→ Directive
Return the complete listing that follows, with each line reproduced exactly.

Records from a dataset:
========================================================================

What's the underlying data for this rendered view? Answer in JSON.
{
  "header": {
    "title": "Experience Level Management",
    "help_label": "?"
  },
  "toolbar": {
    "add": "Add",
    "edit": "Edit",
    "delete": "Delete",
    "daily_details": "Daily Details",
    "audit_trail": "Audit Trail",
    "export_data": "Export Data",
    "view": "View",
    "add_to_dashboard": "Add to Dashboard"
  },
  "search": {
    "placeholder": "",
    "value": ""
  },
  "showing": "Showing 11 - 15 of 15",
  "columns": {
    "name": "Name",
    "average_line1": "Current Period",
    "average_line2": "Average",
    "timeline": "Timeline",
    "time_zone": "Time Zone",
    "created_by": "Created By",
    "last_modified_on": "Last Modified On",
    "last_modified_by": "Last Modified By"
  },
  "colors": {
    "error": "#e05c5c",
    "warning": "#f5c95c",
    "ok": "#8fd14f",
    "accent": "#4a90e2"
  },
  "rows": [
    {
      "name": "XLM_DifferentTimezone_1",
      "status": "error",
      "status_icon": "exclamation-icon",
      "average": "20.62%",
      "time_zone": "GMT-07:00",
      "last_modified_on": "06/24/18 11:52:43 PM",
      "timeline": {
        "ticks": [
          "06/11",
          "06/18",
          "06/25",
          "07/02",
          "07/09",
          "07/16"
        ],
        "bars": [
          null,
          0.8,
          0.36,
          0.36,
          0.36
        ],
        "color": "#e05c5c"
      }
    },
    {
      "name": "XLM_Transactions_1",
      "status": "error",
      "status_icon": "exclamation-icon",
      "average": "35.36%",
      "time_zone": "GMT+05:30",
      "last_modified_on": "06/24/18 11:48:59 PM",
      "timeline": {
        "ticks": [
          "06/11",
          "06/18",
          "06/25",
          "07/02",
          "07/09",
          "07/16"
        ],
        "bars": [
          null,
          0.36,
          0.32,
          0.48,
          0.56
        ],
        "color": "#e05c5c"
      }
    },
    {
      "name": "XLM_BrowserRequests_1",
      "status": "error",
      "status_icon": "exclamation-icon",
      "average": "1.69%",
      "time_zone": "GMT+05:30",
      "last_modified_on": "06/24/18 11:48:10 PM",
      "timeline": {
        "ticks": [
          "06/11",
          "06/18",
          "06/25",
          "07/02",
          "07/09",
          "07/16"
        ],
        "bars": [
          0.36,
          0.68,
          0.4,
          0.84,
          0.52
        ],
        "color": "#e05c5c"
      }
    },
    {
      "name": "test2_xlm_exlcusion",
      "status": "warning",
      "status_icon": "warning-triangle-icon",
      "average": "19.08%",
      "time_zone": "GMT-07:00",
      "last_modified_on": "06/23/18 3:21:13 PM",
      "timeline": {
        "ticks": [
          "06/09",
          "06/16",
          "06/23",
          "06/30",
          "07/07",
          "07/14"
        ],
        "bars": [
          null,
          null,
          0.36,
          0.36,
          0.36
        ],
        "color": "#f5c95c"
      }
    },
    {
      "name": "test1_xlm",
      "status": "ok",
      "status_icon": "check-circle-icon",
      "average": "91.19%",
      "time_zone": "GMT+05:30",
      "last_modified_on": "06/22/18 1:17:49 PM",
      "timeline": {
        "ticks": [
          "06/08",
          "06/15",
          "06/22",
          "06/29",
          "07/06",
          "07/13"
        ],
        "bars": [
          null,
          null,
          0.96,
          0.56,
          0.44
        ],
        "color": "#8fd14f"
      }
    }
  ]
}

========================================================================

→ Solution to this exercise
What's the underlying data for this rendered view? Answer in JSON.
{
  "header": {
    "title": "Experience Level Management",
    "help_label": "?"
  },
  "toolbar": {
    "add": "Add",
    "edit": "Edit",
    "delete": "Delete",
    "daily_details": "Daily Details",
    "audit_trail": "Audit Trail",
    "export_data": "Export Data",
    "view": "View",
    "add_to_dashboard": "Add to Dashboard"
  },
  "search": {
    "placeholder": "",
    "value": ""
  },
  "showing": "Showing 11 - 15 of 15",
  "columns": {
    "name": "Name",
    "average_line1": "Current Period",
    "average_line2": "Average",
    "timeline": "Timeline",
    "time_zone": "Time Zone",
    "created_by": "Created By",
    "last_modified_on": "Last Modified On",
    "last_modified_by": "Last Modified By"
  },
  "colors": {
    "error": "#e05c5c",
    "warning": "#f5c95c",
    "ok": "#8fd14f",
    "accent": "#4a90e2"
  },
  "rows": [
    {
      "name": "XLM_DifferentTimezone_1",
      "status": "error",
      "status_icon": "exclamation-icon",
      "average": "20.62%",
      "time_zone": "GMT-07:00",
      "last_modified_on": "06/24/18 11:52:43 PM",
      "timeline": {
        "ticks": [
          "06/11",
          "06/18",
          "06/25",
          "07/02",
          "07/09",
          "07/16"
        ],
        "bars": [
          null,
          0.8,
          0.36,
          0.36,
          0.36
        ],
        "color": "#e05c5c"
      }
    },
    {
      "name": "XLM_Transactions_1",
      "status": "error",
      "status_icon": "exclamation-icon",
      "average": "35.36%",
      "time_zone": "GMT+05:30",
      "last_modified_on": "06/24/18 11:48:59 PM",
      "timeline": {
        "ticks": [
          "06/11",
          "06/18",
          "06/25",
          "07/02",
          "07/09",
          "07/16"
        ],
        "bars": [
          null,
          0.36,
          0.32,
          0.48,
          0.56
        ],
        "color": "#e05c5c"
      }
    },
    {
      "name": "XLM_BrowserRequests_1",
      "status": "error",
      "status_icon": "exclamation-icon",
      "average": "1.69%",
      "time_zone": "GMT+05:30",
      "last_modified_on": "06/24/18 11:48:10 PM",
      "timeline": {
        "ticks": [
          "06/11",
          "06/18",
          "06/25",
          "07/02",
          "07/09",
          "07/16"
        ],
        "bars": [
          0.36,
          0.68,
          0.4,
          0.84,
          0.52
        ],
        "color": "#e05c5c"
      }
    },
    {
      "name": "test2_xlm_exlcusion",
      "status": "warning",
      "status_icon": "warning-triangle-icon",
      "average": "19.08%",
      "time_zone": "GMT-07:00",
      "last_modified_on": "06/23/18 3:21:13 PM",
      "timeline": {
        "ticks": [
          "06/09",
          "06/16",
          "06/23",
          "06/30",
          "07/07",
          "07/14"
        ],
        "bars": [
          null,
          null,
          0.36,
          0.36,
          0.36
        ],
        "color": "#f5c95c"
      }
    },
    {
      "name": "test1_xlm",
      "status": "ok",
      "status_icon": "check-circle-icon",
      "average": "91.19%",
      "time_zone": "GMT+05:30",
      "last_modified_on": "06/22/18 1:17:49 PM",
      "timeline": {
        "ticks": [
          "06/08",
          "06/15",
          "06/22",
          "06/29",
          "07/06",
          "07/13"
        ],
        "bars": [
          null,
          null,
          0.96,
          0.56,
          0.44
        ],
        "color": "#8fd14f"
      }
    }
  ]
}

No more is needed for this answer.